- [Work instructions]
Update the stretch from the line containing "Where are 29" through the line containing "bar <box>204 309 206 337</box>" by replacing "legend-label" with "series-label", leaving everything else unchanged.

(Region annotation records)

# # #

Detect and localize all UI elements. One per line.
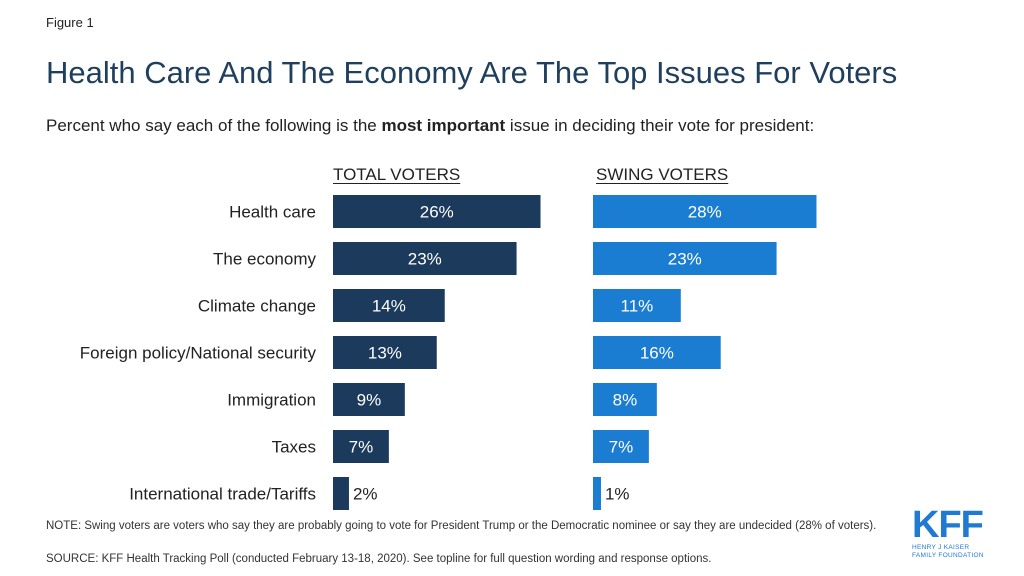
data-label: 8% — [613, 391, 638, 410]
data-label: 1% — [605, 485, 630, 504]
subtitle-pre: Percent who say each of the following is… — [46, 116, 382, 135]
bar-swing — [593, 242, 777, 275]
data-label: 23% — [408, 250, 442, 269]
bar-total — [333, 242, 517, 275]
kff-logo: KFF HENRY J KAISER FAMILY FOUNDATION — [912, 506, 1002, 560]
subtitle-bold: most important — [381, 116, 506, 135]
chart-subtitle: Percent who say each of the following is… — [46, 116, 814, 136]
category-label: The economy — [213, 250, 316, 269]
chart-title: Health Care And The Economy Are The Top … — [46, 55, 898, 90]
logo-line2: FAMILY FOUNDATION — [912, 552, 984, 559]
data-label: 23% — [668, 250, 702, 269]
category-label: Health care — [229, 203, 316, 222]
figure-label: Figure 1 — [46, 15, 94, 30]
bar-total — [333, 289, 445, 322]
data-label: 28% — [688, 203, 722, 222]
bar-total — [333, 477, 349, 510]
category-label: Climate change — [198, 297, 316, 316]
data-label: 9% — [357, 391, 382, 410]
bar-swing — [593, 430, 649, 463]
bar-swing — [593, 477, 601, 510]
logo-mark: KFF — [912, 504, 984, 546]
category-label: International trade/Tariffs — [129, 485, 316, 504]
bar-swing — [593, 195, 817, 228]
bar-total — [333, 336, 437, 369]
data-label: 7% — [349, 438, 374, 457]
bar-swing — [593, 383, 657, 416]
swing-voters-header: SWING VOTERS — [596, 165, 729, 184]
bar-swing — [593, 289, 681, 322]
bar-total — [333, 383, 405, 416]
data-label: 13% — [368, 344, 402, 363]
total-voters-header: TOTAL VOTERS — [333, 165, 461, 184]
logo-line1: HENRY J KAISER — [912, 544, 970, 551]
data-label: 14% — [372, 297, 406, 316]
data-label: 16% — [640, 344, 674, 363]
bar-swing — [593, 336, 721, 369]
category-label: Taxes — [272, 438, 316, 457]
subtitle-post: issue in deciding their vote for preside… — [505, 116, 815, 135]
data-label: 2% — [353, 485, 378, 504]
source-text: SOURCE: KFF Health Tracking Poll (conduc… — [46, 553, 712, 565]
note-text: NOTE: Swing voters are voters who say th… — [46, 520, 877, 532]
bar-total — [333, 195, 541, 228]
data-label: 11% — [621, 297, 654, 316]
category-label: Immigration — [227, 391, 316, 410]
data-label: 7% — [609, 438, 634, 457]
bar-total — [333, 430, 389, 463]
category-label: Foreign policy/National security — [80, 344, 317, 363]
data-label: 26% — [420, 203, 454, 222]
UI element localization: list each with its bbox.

# # #

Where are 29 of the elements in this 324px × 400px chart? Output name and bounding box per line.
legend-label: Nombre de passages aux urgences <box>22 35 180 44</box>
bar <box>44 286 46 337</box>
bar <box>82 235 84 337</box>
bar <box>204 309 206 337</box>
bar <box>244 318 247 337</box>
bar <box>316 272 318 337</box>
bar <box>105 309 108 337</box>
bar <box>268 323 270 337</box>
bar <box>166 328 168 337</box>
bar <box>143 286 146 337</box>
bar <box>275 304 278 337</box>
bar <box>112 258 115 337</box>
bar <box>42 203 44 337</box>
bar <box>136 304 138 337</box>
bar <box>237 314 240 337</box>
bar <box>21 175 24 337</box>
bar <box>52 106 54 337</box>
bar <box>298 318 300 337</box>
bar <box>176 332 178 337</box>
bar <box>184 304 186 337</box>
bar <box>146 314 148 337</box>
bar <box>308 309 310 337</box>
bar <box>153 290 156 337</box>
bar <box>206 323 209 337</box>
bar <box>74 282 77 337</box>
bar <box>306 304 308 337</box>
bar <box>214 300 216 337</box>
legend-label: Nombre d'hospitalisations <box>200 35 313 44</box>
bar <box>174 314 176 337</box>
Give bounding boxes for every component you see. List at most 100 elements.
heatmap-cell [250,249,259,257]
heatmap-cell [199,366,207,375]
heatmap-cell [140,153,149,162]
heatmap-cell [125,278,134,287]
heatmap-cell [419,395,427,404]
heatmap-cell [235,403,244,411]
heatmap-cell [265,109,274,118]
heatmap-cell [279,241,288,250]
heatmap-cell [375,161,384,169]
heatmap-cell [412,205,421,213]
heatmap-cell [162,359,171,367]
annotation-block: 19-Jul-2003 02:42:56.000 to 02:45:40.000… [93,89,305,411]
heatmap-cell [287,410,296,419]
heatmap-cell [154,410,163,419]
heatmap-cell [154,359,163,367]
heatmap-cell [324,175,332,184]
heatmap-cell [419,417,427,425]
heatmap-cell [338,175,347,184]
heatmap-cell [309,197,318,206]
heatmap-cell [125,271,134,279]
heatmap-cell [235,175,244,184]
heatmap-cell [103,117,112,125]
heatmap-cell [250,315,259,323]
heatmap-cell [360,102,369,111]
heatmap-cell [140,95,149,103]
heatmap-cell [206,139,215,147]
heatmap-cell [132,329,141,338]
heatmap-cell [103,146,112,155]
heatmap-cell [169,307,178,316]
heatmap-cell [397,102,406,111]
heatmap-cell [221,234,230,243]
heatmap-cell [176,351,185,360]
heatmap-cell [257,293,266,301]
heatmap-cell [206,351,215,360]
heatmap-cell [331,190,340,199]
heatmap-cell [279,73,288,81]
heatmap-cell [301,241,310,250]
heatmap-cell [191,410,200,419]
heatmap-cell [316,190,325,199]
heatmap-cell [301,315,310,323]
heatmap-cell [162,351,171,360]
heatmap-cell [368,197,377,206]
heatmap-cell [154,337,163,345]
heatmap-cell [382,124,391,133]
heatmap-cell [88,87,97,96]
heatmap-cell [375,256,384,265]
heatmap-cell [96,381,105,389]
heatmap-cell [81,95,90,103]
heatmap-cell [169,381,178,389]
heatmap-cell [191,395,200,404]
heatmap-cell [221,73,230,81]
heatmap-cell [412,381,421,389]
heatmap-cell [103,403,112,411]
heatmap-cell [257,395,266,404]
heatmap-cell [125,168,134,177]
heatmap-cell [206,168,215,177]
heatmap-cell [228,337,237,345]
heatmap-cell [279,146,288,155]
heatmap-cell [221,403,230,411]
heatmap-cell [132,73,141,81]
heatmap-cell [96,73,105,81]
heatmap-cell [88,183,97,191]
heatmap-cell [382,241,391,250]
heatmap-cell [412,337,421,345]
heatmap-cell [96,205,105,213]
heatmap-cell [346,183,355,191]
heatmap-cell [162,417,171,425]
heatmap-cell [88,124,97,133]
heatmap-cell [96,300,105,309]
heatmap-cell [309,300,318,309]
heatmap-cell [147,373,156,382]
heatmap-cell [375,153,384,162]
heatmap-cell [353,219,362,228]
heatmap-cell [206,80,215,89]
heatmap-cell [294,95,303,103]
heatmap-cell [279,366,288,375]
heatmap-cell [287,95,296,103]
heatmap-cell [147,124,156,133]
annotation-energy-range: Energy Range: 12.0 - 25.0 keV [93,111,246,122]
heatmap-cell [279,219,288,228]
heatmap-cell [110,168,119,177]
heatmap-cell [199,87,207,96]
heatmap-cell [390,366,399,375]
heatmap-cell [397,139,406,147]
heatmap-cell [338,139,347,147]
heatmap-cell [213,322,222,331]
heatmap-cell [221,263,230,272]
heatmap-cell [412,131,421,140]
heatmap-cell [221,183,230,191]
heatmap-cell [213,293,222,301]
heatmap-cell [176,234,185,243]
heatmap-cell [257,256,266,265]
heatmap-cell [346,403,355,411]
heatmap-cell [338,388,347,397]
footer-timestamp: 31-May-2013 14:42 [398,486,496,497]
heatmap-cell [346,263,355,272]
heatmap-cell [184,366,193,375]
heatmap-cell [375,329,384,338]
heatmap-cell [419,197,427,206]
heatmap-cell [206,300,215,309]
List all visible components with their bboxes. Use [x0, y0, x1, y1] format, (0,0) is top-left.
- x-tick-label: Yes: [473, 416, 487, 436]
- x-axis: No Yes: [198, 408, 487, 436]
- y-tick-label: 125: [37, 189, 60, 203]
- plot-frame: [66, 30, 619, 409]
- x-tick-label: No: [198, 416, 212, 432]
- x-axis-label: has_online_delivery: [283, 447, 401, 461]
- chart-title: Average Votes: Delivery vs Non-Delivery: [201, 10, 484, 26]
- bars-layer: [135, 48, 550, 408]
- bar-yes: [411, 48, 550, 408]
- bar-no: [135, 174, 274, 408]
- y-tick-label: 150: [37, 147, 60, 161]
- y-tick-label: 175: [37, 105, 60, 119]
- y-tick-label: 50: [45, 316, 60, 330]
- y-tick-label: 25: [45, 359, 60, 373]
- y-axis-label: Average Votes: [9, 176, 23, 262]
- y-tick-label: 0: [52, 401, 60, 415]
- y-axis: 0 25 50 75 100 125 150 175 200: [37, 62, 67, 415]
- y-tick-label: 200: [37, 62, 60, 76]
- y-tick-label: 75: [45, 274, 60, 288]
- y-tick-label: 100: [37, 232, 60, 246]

# # #

- [The completed task]
Where are 29 of the elements in this 324px × 400px chart? Output name and bounding box per line.
series-label: Nombre de passages aux urgences <box>22 35 180 44</box>
bar <box>44 286 46 337</box>
bar <box>82 235 84 337</box>
bar <box>204 309 206 337</box>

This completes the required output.